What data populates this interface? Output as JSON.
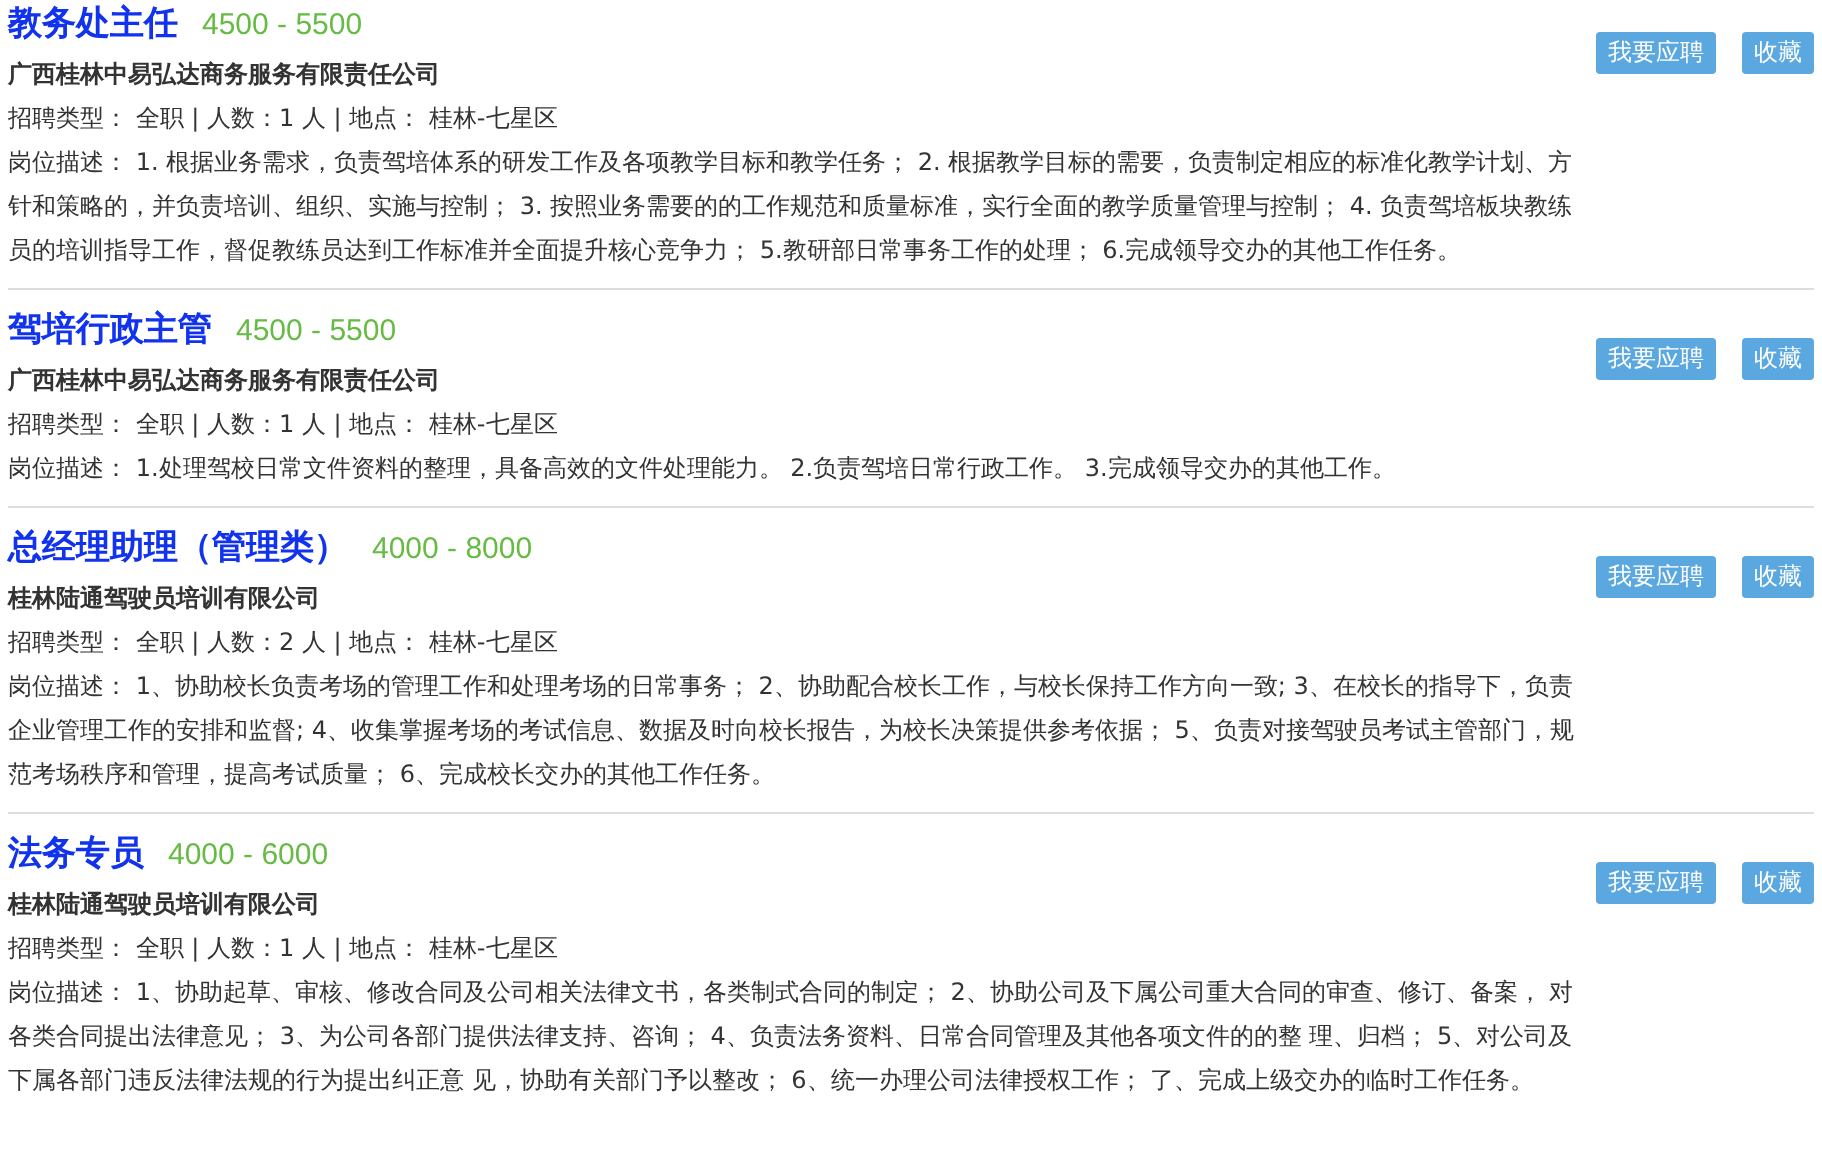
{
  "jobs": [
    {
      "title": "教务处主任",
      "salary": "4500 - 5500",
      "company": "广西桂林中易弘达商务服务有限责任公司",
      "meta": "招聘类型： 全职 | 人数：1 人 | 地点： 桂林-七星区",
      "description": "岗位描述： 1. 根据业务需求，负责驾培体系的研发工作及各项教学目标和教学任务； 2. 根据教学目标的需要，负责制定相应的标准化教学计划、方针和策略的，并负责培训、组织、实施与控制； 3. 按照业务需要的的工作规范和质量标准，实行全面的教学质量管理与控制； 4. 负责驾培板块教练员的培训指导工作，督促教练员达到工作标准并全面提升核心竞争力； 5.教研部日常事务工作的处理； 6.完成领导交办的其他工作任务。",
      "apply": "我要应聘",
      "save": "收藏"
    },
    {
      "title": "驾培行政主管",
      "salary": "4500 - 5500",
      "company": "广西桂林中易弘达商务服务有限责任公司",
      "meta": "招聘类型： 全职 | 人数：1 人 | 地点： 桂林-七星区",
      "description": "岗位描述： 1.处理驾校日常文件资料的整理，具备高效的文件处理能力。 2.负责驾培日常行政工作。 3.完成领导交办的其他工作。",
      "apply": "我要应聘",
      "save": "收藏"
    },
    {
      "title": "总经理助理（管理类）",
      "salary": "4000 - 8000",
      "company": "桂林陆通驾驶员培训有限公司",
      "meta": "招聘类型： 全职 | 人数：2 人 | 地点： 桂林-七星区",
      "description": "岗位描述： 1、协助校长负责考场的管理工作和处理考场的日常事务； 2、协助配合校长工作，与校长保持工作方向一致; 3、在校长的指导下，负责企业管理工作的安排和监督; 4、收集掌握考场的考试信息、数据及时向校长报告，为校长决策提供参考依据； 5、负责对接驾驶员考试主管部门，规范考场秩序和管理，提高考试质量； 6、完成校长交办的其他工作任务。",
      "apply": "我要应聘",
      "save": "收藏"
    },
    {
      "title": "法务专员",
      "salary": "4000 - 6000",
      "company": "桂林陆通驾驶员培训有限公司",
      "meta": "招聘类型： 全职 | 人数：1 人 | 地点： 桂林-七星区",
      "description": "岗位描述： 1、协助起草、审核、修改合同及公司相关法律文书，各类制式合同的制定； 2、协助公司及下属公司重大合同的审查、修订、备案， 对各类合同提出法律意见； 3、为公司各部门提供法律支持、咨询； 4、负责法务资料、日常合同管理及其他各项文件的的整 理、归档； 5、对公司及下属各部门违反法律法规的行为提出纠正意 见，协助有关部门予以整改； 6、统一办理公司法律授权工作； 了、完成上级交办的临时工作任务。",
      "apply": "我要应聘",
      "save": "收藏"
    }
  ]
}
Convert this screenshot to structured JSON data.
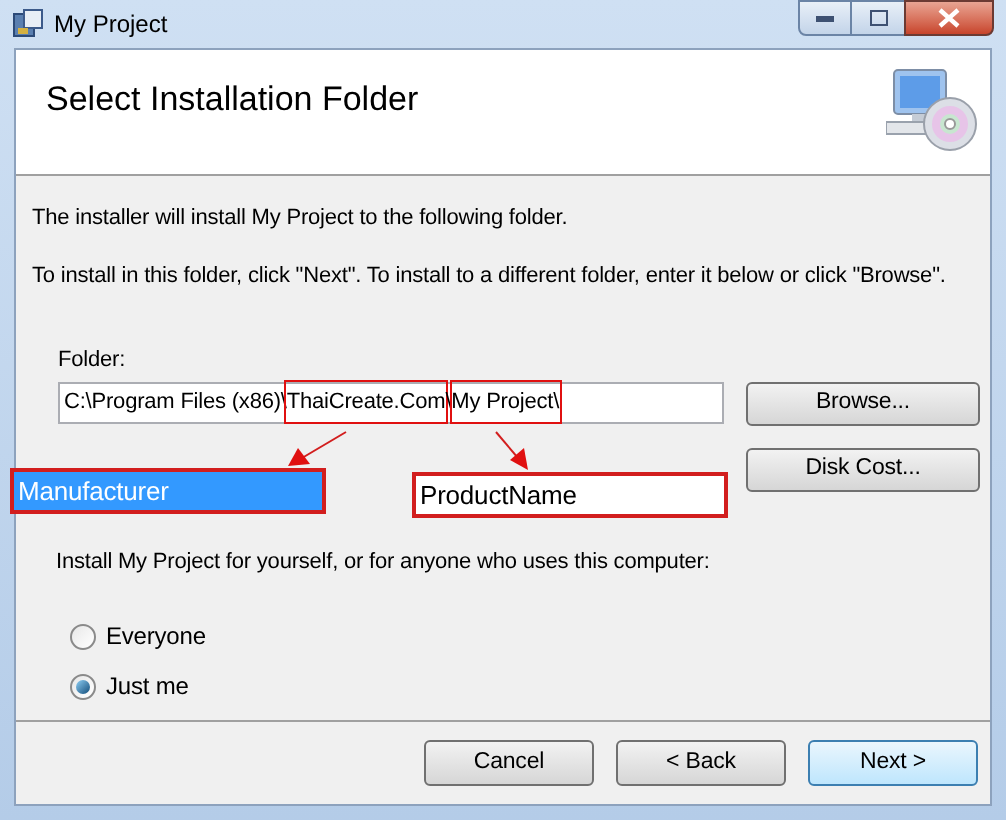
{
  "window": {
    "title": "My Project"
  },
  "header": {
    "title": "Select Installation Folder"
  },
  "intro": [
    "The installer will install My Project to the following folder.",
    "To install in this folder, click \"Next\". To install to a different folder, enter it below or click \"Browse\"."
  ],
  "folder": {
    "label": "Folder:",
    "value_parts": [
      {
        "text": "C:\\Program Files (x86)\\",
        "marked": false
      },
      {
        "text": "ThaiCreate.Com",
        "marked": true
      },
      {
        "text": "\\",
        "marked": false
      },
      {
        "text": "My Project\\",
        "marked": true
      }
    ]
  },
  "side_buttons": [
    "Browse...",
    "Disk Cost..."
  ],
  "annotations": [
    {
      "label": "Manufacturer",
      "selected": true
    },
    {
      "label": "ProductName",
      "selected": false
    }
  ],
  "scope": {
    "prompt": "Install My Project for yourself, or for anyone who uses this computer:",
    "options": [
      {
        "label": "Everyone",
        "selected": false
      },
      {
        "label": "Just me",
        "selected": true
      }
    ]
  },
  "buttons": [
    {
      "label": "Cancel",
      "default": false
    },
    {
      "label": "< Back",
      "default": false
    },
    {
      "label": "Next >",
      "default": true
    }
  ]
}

Work required: Return all lines of the material above in which the word "true" occurs.

Reply:
        "marked": true
        "marked": true
      "selected": true
        "selected": true
      "default": true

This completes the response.